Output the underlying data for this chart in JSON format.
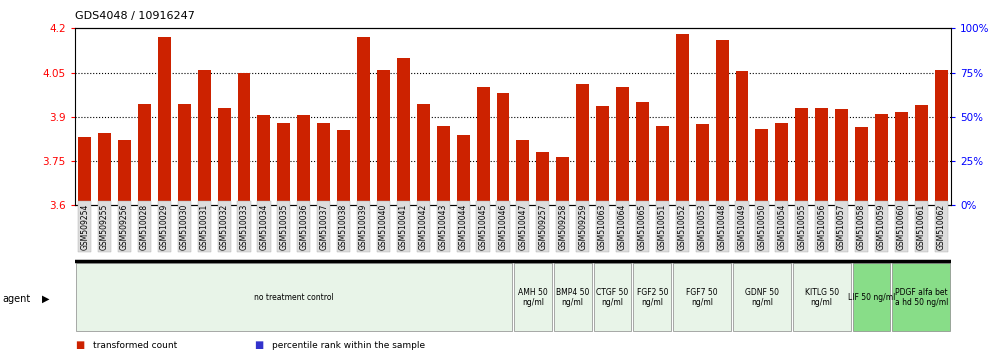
{
  "title": "GDS4048 / 10916247",
  "gsm_labels": [
    "GSM509254",
    "GSM509255",
    "GSM509256",
    "GSM510028",
    "GSM510029",
    "GSM510030",
    "GSM510031",
    "GSM510032",
    "GSM510033",
    "GSM510034",
    "GSM510035",
    "GSM510036",
    "GSM510037",
    "GSM510038",
    "GSM510039",
    "GSM510040",
    "GSM510041",
    "GSM510042",
    "GSM510043",
    "GSM510044",
    "GSM510045",
    "GSM510046",
    "GSM510047",
    "GSM509257",
    "GSM509258",
    "GSM509259",
    "GSM510063",
    "GSM510064",
    "GSM510065",
    "GSM510051",
    "GSM510052",
    "GSM510053",
    "GSM510048",
    "GSM510049",
    "GSM510050",
    "GSM510054",
    "GSM510055",
    "GSM510056",
    "GSM510057",
    "GSM510058",
    "GSM510059",
    "GSM510060",
    "GSM510061",
    "GSM510062"
  ],
  "red_values": [
    3.83,
    3.845,
    3.82,
    3.945,
    4.17,
    3.945,
    4.06,
    3.93,
    4.05,
    3.905,
    3.88,
    3.905,
    3.88,
    3.855,
    4.17,
    4.06,
    4.1,
    3.945,
    3.87,
    3.84,
    4.0,
    3.98,
    3.82,
    3.78,
    3.765,
    4.01,
    3.935,
    4.0,
    3.95,
    3.87,
    4.18,
    3.875,
    4.16,
    4.055,
    3.86,
    3.88,
    3.93,
    3.93,
    3.925,
    3.865,
    3.91,
    3.915,
    3.94,
    4.06
  ],
  "blue_values": [
    2,
    3,
    1,
    5,
    6,
    5,
    6,
    4,
    5,
    4,
    3,
    4,
    3,
    2,
    6,
    5,
    6,
    5,
    3,
    3,
    5,
    4,
    2,
    2,
    1,
    5,
    4,
    5,
    4,
    3,
    6,
    3,
    6,
    5,
    3,
    3,
    4,
    4,
    4,
    3,
    4,
    4,
    4,
    5
  ],
  "ymin": 3.6,
  "ymax": 4.2,
  "yticks_left": [
    3.6,
    3.75,
    3.9,
    4.05,
    4.2
  ],
  "yticks_right": [
    0,
    25,
    50,
    75,
    100
  ],
  "dotted_lines": [
    3.75,
    3.9,
    4.05
  ],
  "bar_color": "#cc2200",
  "blue_color": "#3333cc",
  "agent_groups": [
    {
      "label": "no treatment control",
      "count": 22,
      "color": "#e8f4e8",
      "dark": false
    },
    {
      "label": "AMH 50\nng/ml",
      "count": 2,
      "color": "#e8f4e8",
      "dark": false
    },
    {
      "label": "BMP4 50\nng/ml",
      "count": 2,
      "color": "#e8f4e8",
      "dark": false
    },
    {
      "label": "CTGF 50\nng/ml",
      "count": 2,
      "color": "#e8f4e8",
      "dark": false
    },
    {
      "label": "FGF2 50\nng/ml",
      "count": 2,
      "color": "#e8f4e8",
      "dark": false
    },
    {
      "label": "FGF7 50\nng/ml",
      "count": 3,
      "color": "#e8f4e8",
      "dark": false
    },
    {
      "label": "GDNF 50\nng/ml",
      "count": 3,
      "color": "#e8f4e8",
      "dark": false
    },
    {
      "label": "KITLG 50\nng/ml",
      "count": 3,
      "color": "#e8f4e8",
      "dark": false
    },
    {
      "label": "LIF 50 ng/ml",
      "count": 2,
      "color": "#88dd88",
      "dark": false
    },
    {
      "label": "PDGF alfa bet\na hd 50 ng/ml",
      "count": 3,
      "color": "#88dd88",
      "dark": false
    }
  ],
  "bar_width": 0.65,
  "legend_items": [
    {
      "label": "transformed count",
      "color": "#cc2200"
    },
    {
      "label": "percentile rank within the sample",
      "color": "#3333cc"
    }
  ]
}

[Work to do]
Transcribe all of the entries word for word, but skip any pictures they contain.

[Task result]
Output the underlying data for this chart in JSON format.
{
  "title": "GDS4048 / 10916247",
  "gsm_labels": [
    "GSM509254",
    "GSM509255",
    "GSM509256",
    "GSM510028",
    "GSM510029",
    "GSM510030",
    "GSM510031",
    "GSM510032",
    "GSM510033",
    "GSM510034",
    "GSM510035",
    "GSM510036",
    "GSM510037",
    "GSM510038",
    "GSM510039",
    "GSM510040",
    "GSM510041",
    "GSM510042",
    "GSM510043",
    "GSM510044",
    "GSM510045",
    "GSM510046",
    "GSM510047",
    "GSM509257",
    "GSM509258",
    "GSM509259",
    "GSM510063",
    "GSM510064",
    "GSM510065",
    "GSM510051",
    "GSM510052",
    "GSM510053",
    "GSM510048",
    "GSM510049",
    "GSM510050",
    "GSM510054",
    "GSM510055",
    "GSM510056",
    "GSM510057",
    "GSM510058",
    "GSM510059",
    "GSM510060",
    "GSM510061",
    "GSM510062"
  ],
  "red_values": [
    3.83,
    3.845,
    3.82,
    3.945,
    4.17,
    3.945,
    4.06,
    3.93,
    4.05,
    3.905,
    3.88,
    3.905,
    3.88,
    3.855,
    4.17,
    4.06,
    4.1,
    3.945,
    3.87,
    3.84,
    4.0,
    3.98,
    3.82,
    3.78,
    3.765,
    4.01,
    3.935,
    4.0,
    3.95,
    3.87,
    4.18,
    3.875,
    4.16,
    4.055,
    3.86,
    3.88,
    3.93,
    3.93,
    3.925,
    3.865,
    3.91,
    3.915,
    3.94,
    4.06
  ],
  "blue_values": [
    2,
    3,
    1,
    5,
    6,
    5,
    6,
    4,
    5,
    4,
    3,
    4,
    3,
    2,
    6,
    5,
    6,
    5,
    3,
    3,
    5,
    4,
    2,
    2,
    1,
    5,
    4,
    5,
    4,
    3,
    6,
    3,
    6,
    5,
    3,
    3,
    4,
    4,
    4,
    3,
    4,
    4,
    4,
    5
  ],
  "ymin": 3.6,
  "ymax": 4.2,
  "yticks_left": [
    3.6,
    3.75,
    3.9,
    4.05,
    4.2
  ],
  "yticks_right": [
    0,
    25,
    50,
    75,
    100
  ],
  "dotted_lines": [
    3.75,
    3.9,
    4.05
  ],
  "bar_color": "#cc2200",
  "blue_color": "#3333cc",
  "agent_groups": [
    {
      "label": "no treatment control",
      "count": 22,
      "color": "#e8f4e8",
      "dark": false
    },
    {
      "label": "AMH 50\nng/ml",
      "count": 2,
      "color": "#e8f4e8",
      "dark": false
    },
    {
      "label": "BMP4 50\nng/ml",
      "count": 2,
      "color": "#e8f4e8",
      "dark": false
    },
    {
      "label": "CTGF 50\nng/ml",
      "count": 2,
      "color": "#e8f4e8",
      "dark": false
    },
    {
      "label": "FGF2 50\nng/ml",
      "count": 2,
      "color": "#e8f4e8",
      "dark": false
    },
    {
      "label": "FGF7 50\nng/ml",
      "count": 3,
      "color": "#e8f4e8",
      "dark": false
    },
    {
      "label": "GDNF 50\nng/ml",
      "count": 3,
      "color": "#e8f4e8",
      "dark": false
    },
    {
      "label": "KITLG 50\nng/ml",
      "count": 3,
      "color": "#e8f4e8",
      "dark": false
    },
    {
      "label": "LIF 50 ng/ml",
      "count": 2,
      "color": "#88dd88",
      "dark": false
    },
    {
      "label": "PDGF alfa bet\na hd 50 ng/ml",
      "count": 3,
      "color": "#88dd88",
      "dark": false
    }
  ],
  "bar_width": 0.65,
  "legend_items": [
    {
      "label": "transformed count",
      "color": "#cc2200"
    },
    {
      "label": "percentile rank within the sample",
      "color": "#3333cc"
    }
  ]
}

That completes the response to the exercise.